§ Task brief: Check each line below for the word "选择的史事", and copy those that have it.

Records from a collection
----

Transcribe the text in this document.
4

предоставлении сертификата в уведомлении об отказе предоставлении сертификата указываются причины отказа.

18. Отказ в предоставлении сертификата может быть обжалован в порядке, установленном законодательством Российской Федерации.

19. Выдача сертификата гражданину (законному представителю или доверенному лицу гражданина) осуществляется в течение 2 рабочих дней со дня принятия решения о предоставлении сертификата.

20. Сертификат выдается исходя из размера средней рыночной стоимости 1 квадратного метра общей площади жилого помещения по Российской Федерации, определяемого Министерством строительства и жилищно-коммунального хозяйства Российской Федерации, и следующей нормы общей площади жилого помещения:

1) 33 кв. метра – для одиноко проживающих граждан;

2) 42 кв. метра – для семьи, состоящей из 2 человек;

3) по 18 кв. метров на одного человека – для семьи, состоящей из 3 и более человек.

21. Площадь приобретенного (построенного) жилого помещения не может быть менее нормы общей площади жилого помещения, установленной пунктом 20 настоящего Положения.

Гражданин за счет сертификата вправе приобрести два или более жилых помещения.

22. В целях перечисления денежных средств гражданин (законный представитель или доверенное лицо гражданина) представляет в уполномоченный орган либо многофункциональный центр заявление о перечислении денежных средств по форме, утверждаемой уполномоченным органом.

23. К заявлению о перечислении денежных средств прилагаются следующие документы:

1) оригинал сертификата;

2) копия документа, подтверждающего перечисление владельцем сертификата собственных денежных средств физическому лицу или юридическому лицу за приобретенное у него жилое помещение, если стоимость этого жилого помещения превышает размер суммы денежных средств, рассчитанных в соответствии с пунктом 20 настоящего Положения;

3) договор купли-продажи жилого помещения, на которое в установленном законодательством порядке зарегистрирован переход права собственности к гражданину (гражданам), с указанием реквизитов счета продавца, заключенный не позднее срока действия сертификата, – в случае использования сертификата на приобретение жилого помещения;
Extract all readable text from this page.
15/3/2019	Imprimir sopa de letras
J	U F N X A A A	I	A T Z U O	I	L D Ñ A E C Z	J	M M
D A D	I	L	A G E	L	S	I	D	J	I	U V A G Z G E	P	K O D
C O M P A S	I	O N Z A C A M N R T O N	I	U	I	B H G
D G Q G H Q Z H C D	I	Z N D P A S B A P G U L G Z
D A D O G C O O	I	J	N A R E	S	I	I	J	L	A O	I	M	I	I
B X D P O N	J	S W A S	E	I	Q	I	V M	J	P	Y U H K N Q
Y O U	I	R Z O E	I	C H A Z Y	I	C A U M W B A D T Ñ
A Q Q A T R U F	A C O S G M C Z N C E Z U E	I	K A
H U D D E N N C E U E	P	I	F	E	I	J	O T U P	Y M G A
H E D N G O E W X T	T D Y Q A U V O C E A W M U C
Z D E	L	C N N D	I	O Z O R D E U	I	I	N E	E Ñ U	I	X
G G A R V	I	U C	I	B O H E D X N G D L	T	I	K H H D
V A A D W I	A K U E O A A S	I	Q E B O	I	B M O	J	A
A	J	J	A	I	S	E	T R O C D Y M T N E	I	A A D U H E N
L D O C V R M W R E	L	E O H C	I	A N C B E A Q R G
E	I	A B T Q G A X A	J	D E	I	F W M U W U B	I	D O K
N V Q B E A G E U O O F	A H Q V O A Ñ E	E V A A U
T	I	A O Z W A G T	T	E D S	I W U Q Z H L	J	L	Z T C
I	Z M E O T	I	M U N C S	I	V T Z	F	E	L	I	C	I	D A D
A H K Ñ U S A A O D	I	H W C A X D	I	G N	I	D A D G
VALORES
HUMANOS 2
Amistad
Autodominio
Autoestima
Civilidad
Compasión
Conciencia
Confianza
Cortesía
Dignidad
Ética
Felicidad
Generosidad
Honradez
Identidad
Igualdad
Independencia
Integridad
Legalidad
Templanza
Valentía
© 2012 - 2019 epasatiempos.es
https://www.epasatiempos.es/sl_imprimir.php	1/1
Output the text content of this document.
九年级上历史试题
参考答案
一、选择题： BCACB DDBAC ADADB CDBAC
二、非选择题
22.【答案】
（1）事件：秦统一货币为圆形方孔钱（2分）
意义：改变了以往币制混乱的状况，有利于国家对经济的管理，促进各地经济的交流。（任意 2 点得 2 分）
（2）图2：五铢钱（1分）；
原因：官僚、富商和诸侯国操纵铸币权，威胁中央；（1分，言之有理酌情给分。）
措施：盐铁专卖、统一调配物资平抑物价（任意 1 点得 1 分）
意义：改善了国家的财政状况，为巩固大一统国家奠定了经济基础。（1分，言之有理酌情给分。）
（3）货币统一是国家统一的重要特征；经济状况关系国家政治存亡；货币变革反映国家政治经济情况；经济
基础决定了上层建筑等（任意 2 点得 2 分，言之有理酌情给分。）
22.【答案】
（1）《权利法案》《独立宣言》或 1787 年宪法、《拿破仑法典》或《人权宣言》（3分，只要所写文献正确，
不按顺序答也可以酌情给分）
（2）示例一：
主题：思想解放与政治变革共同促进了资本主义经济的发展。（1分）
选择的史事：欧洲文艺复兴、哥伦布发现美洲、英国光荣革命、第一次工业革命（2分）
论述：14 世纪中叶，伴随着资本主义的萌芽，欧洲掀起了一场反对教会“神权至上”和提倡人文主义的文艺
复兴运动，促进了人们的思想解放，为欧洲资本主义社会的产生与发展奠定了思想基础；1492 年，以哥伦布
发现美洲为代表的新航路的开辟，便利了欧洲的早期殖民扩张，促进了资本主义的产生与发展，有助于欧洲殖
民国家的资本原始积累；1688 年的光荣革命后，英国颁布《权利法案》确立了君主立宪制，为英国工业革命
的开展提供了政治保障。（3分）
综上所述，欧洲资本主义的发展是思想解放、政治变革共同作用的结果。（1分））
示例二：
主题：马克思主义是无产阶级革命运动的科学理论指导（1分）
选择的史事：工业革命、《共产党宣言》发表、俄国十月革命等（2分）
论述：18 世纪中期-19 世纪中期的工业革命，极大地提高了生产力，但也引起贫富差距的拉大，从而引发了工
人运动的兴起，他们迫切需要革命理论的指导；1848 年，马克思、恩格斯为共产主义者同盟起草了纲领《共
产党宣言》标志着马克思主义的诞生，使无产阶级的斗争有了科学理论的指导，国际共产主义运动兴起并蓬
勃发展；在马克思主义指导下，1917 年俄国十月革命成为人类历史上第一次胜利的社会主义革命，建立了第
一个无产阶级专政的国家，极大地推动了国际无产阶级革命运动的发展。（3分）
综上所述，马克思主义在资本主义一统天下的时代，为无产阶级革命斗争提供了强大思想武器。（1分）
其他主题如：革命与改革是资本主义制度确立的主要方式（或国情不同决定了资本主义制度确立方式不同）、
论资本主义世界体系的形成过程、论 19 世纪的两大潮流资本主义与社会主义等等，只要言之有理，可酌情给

----

§ Solution:
选择的史事：欧洲文艺复兴、哥伦布发现美洲、英国光荣革命、第一次工业革命（2分）
选择的史事：工业革命、《共产党宣言》发表、俄国十月革命等（2分）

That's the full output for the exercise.